(Items from a data source)
****************************************

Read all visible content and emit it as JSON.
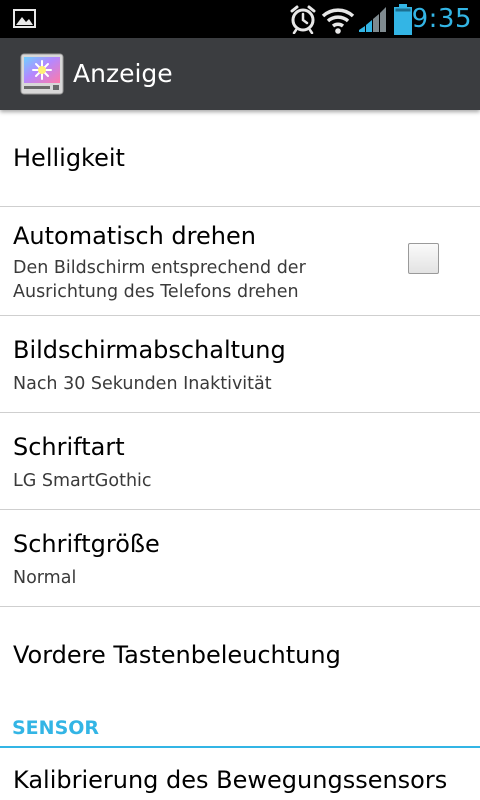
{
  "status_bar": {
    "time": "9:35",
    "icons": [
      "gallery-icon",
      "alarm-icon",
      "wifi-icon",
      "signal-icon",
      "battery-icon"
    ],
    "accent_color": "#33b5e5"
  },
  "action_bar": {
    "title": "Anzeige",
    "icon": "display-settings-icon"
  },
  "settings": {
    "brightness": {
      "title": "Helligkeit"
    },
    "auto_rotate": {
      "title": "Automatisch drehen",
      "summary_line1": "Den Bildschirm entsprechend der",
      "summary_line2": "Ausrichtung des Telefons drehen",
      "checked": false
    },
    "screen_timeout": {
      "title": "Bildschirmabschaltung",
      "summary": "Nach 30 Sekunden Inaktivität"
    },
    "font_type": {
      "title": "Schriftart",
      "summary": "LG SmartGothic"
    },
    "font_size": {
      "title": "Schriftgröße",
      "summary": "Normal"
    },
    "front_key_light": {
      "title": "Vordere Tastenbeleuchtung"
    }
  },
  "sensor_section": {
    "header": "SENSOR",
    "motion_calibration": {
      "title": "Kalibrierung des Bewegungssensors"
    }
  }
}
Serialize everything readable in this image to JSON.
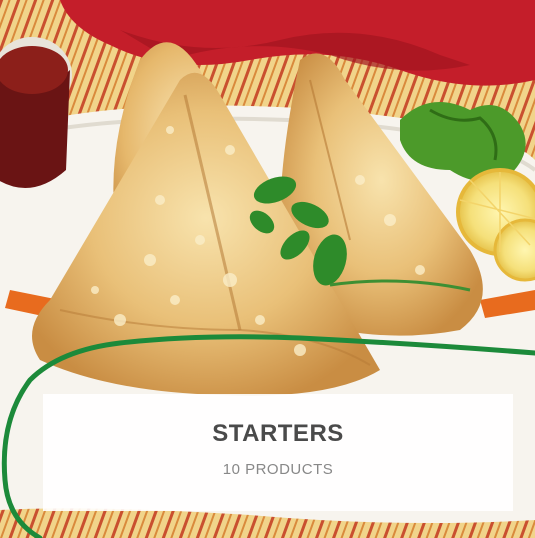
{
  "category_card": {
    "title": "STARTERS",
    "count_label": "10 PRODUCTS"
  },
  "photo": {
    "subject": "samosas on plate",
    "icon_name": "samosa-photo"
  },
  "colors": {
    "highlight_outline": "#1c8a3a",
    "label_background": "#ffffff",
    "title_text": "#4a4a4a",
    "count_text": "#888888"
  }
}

****************************************

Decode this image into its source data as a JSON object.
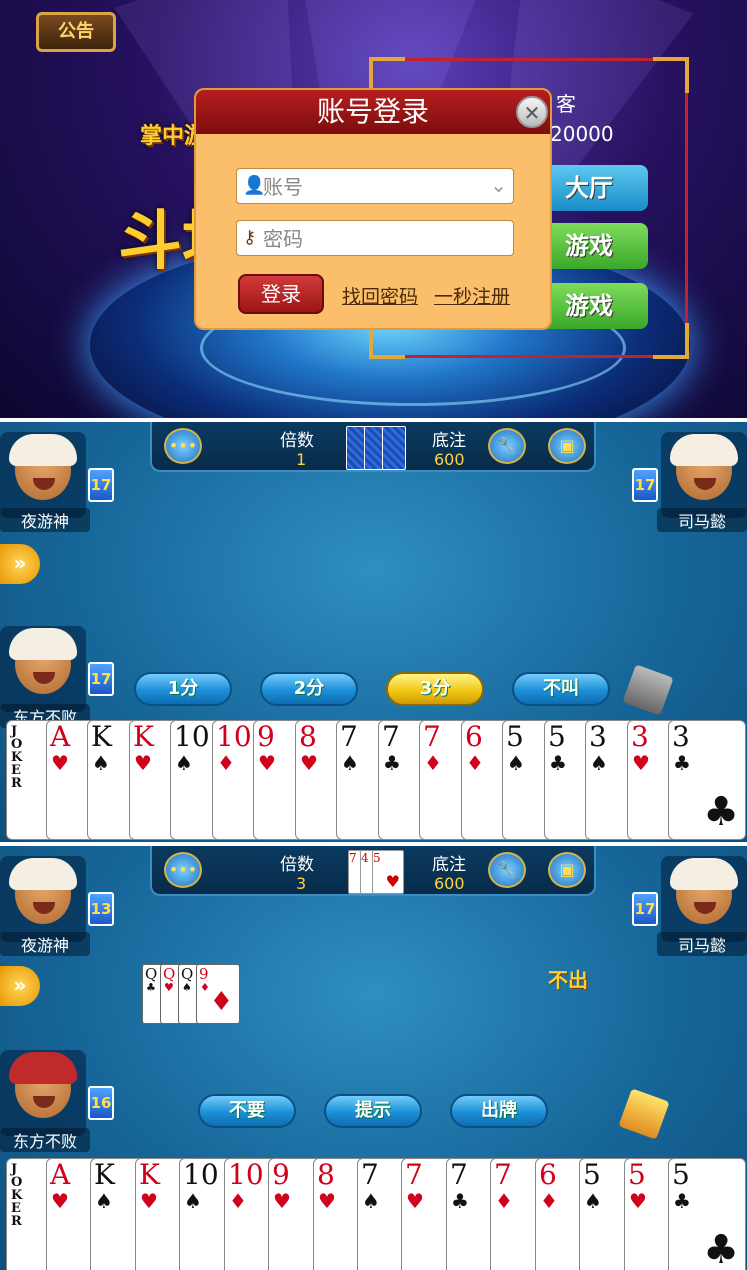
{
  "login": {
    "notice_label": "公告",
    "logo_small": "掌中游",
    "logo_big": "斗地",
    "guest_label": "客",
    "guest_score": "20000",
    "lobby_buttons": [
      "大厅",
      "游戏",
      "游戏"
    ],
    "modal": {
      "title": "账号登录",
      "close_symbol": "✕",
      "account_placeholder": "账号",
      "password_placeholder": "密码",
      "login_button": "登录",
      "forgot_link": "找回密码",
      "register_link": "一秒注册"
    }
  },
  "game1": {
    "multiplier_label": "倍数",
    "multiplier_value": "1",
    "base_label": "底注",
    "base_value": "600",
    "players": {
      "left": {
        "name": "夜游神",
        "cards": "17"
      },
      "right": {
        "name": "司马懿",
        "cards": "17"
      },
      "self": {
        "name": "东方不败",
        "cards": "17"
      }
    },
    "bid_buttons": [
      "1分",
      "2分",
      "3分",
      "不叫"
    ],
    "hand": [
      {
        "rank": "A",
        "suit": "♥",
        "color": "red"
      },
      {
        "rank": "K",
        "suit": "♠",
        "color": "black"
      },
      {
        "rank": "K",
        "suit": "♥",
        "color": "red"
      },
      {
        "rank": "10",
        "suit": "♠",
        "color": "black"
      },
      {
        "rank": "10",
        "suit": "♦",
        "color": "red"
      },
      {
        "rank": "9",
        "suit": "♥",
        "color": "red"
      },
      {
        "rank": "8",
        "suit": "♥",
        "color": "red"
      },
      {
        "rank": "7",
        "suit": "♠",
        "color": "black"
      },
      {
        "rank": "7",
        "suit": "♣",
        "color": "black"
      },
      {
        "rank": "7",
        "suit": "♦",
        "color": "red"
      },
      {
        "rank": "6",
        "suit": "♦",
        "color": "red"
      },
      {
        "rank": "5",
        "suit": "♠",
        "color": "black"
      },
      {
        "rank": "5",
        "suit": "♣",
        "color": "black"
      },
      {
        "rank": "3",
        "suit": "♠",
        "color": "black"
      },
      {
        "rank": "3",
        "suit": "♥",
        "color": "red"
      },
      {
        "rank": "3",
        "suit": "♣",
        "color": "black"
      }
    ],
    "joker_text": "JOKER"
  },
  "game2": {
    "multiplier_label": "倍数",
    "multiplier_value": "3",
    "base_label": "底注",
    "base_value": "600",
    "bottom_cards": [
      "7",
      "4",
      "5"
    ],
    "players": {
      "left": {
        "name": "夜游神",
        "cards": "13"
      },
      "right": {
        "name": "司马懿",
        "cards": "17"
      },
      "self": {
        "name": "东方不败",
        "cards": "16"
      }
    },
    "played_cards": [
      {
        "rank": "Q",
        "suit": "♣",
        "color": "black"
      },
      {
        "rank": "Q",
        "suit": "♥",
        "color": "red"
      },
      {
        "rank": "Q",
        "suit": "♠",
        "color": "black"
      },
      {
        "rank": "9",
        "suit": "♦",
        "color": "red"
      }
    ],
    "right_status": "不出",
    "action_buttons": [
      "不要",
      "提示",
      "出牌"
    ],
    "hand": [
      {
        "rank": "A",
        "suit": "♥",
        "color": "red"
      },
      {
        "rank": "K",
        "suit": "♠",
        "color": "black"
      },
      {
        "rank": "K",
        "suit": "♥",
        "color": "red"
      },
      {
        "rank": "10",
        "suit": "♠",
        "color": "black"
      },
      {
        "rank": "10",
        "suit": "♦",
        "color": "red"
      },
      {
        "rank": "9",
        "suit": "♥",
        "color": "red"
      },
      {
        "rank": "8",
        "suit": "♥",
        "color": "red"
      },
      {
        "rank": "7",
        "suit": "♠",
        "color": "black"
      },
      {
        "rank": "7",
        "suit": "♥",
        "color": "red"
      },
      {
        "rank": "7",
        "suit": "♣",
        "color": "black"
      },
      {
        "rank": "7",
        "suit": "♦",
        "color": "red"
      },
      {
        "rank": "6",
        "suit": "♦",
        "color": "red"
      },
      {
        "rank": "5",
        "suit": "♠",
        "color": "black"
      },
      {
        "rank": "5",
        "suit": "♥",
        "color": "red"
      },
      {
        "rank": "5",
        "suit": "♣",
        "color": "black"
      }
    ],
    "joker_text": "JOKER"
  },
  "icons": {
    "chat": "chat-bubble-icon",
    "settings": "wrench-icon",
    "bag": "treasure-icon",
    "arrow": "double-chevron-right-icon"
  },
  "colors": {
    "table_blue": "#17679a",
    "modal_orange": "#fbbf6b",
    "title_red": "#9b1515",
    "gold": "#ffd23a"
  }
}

****************************************

- [Your task]: Copy each line from the data above that includes "settings".

- [Written reply]:
    "icon": "display-settings-icon"
  "settings": {
    "settings": "wrench-icon",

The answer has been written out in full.